--- Start SUPPLIED RECORDS ---

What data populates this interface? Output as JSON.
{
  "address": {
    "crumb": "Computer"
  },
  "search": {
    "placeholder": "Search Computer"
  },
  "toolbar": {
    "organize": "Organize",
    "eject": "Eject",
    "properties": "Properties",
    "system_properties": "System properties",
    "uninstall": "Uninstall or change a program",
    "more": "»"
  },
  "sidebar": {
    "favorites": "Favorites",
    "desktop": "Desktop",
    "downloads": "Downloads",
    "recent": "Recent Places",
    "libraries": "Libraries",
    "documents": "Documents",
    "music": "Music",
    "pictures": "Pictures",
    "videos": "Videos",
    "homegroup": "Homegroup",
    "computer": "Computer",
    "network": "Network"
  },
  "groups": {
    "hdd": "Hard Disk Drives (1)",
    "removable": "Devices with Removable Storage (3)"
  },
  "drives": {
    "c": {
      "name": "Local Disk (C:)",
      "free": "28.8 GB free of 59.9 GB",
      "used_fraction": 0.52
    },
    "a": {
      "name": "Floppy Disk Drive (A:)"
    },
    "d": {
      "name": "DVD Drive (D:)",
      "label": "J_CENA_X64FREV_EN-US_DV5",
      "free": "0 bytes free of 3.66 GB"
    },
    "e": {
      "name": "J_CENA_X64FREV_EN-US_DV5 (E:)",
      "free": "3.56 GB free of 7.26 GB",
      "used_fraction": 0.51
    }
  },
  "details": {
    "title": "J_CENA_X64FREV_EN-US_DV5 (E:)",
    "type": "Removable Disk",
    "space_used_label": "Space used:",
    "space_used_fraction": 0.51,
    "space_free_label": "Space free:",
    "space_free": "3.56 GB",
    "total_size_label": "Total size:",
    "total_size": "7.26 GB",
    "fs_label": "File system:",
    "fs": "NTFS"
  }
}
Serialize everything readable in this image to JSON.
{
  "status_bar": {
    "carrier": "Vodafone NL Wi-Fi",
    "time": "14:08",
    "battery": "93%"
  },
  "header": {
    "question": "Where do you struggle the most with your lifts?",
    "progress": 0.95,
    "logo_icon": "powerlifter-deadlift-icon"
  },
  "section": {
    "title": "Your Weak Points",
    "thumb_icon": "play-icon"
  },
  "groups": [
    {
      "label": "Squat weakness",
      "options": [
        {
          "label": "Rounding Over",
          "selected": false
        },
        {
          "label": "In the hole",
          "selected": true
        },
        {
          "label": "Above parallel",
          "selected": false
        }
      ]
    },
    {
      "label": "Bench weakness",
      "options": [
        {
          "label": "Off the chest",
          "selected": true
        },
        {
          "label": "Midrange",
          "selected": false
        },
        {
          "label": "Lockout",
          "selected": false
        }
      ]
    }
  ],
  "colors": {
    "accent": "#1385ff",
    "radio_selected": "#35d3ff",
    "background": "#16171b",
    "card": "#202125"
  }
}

--- End SUPPLIED RECORDS ---

EXERCISE GOAL
Show every line where the string "properties" appears.

EXPECTED ANSWER
    "properties": "Properties",
    "system_properties": "System properties",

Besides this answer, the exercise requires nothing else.